- **PROBLEM DETAILS**: Below are records to be output exactly, every one of them.

:::

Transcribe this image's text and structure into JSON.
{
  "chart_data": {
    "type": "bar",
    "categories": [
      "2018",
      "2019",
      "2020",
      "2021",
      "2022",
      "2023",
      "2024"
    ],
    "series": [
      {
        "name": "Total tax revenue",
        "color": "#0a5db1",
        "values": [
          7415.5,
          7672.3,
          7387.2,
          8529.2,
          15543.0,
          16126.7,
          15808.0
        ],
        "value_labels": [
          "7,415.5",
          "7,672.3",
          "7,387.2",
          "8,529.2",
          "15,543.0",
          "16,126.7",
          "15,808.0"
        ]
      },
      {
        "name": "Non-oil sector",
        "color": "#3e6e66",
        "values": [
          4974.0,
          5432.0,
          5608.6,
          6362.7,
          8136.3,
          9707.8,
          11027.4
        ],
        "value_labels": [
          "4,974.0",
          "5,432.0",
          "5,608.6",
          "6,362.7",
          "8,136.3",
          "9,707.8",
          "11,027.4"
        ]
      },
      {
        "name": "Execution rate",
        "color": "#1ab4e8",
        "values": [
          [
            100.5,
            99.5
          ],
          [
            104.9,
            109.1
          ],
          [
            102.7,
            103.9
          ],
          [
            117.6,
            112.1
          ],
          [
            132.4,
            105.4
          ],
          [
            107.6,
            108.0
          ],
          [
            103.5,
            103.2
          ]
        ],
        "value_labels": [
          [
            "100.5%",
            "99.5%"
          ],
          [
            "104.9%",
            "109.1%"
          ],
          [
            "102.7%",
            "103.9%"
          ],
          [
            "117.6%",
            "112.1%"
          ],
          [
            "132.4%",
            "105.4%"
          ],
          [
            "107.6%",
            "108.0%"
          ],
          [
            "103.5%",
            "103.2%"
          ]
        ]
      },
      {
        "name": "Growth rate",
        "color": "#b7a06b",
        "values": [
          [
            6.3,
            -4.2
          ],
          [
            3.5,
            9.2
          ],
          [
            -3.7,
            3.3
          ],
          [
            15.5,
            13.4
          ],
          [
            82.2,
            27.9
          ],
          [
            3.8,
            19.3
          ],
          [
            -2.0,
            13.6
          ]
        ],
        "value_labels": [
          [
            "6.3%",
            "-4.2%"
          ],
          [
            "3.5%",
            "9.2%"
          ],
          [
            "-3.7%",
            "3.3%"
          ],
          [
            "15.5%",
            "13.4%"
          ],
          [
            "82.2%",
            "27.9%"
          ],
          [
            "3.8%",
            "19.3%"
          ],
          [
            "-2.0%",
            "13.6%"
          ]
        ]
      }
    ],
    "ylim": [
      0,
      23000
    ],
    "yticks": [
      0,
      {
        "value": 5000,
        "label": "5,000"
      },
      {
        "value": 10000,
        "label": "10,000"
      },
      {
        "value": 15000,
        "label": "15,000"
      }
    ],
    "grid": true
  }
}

:::

- **RESULT OF THIS TASK**:
Transcribe this image's text and structure into JSON.
{
  "chart_data": {
    "type": "bar",
    "categories": [
      "2018",
      "2019",
      "2020",
      "2021",
      "2022",
      "2023",
      "2024"
    ],
    "series": [
      {
        "name": "Total tax revenue",
        "color": "#0a5db1",
        "values": [
          7415.5,
          7672.3,
          7387.2,
          8529.2,
          15543.0,
          16126.7,
          15808.0
        ],
        "value_labels": [
          "7,415.5",
          "7,672.3",
          "7,387.2",
          "8,529.2",
          "15,543.0",
          "16,126.7",
          "15,808.0"
        ]
      },
      {
        "name": "Non-oil sector",
        "color": "#3e6e66",
        "values": [
          4974.0,
          5432.0,
          5608.6,
          6362.7,
          8136.3,
          9707.8,
          11027.4
        ],
        "value_labels": [
          "4,974.0",
          "5,432.0",
          "5,608.6",
          "6,362.7",
          "8,136.3",
          "9,707.8",
          "11,027.4"
        ]
      },
      {
        "name": "Execution rate",
        "color": "#1ab4e8",
        "values": [
          [
            100.5,
            99.5
          ],
          [
            104.9,
            109.1
          ],
          [
            102.7,
            103.9
          ],
          [
            117.6,
            112.1
          ],
          [
            132.4,
            105.4
          ],
          [
            107.6,
            108.0
          ],
          [
            103.5,
            103.2
          ]
        ],
        "value_labels": [
          [
            "100.5%",
            "99.5%"
          ],
          [
            "104.9%",
            "109.1%"
          ],
          [
            "102.7%",
            "103.9%"
          ],
          [
            "117.6%",
            "112.1%"
          ],
          [
            "132.4%",
            "105.4%"
          ],
          [
            "107.6%",
            "108.0%"
          ],
          [
            "103.5%",
            "103.2%"
          ]
        ]
      },
      {
        "name": "Growth rate",
        "color": "#b7a06b",
        "values": [
          [
            6.3,
            -4.2
          ],
          [
            3.5,
            9.2
          ],
          [
            -3.7,
            3.3
          ],
          [
            15.5,
            13.4
          ],
          [
            82.2,
            27.9
          ],
          [
            3.8,
            19.3
          ],
          [
            -2.0,
            13.6
          ]
        ],
        "value_labels": [
          [
            "6.3%",
            "-4.2%"
          ],
          [
            "3.5%",
            "9.2%"
          ],
          [
            "-3.7%",
            "3.3%"
          ],
          [
            "15.5%",
            "13.4%"
          ],
          [
            "82.2%",
            "27.9%"
          ],
          [
            "3.8%",
            "19.3%"
          ],
          [
            "-2.0%",
            "13.6%"
          ]
        ]
      }
    ],
    "ylim": [
      0,
      23000
    ],
    "yticks": [
      0,
      {
        "value": 5000,
        "label": "5,000"
      },
      {
        "value": 10000,
        "label": "10,000"
      },
      {
        "value": 15000,
        "label": "15,000"
      }
    ],
    "grid": true
  }
}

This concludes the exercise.